▸ TASK BRIEF:
Gather, from the data below, each line in which the word "rows" occurs.

===== RECORD EXTRACTS =====

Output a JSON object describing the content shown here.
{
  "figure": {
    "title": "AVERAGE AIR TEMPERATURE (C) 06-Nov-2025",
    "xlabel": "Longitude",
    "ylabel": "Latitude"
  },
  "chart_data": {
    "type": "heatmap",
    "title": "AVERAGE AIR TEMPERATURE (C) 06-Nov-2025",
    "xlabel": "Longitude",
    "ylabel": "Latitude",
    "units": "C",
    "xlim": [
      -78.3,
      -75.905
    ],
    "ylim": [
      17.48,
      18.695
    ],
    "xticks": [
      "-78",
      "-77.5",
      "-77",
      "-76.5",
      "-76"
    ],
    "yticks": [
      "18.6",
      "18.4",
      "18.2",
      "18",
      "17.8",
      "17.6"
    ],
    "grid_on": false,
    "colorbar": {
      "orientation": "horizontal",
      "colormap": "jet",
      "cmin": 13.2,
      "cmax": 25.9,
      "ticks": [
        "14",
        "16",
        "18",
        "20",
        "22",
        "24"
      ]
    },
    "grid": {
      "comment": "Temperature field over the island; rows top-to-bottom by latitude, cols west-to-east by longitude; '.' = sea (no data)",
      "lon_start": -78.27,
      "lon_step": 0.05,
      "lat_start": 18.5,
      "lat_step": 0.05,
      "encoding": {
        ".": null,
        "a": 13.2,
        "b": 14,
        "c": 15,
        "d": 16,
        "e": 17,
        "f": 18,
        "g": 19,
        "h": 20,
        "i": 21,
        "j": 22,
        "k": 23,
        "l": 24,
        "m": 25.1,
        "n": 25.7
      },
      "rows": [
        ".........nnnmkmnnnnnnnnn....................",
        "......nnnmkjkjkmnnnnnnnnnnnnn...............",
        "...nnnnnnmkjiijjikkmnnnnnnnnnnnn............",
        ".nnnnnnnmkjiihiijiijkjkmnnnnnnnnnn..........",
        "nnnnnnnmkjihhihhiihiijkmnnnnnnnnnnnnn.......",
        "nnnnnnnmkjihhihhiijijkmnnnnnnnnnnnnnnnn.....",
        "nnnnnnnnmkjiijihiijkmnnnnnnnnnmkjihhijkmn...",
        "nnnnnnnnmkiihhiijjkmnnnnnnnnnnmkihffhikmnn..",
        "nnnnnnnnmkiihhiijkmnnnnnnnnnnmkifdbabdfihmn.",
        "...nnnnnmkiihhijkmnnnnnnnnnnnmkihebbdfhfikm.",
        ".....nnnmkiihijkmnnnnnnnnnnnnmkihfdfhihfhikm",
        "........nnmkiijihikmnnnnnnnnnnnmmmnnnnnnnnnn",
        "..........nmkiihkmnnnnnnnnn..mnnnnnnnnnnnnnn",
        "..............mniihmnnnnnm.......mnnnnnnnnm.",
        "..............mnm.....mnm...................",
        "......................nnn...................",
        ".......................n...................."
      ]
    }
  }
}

=====

▸ ANSWER TO THIS EXERCISE:
      "comment": "Temperature field over the island; rows top-to-bottom by latitude, cols west-to-east by longitude; '.' = sea (no data)",
      "rows": [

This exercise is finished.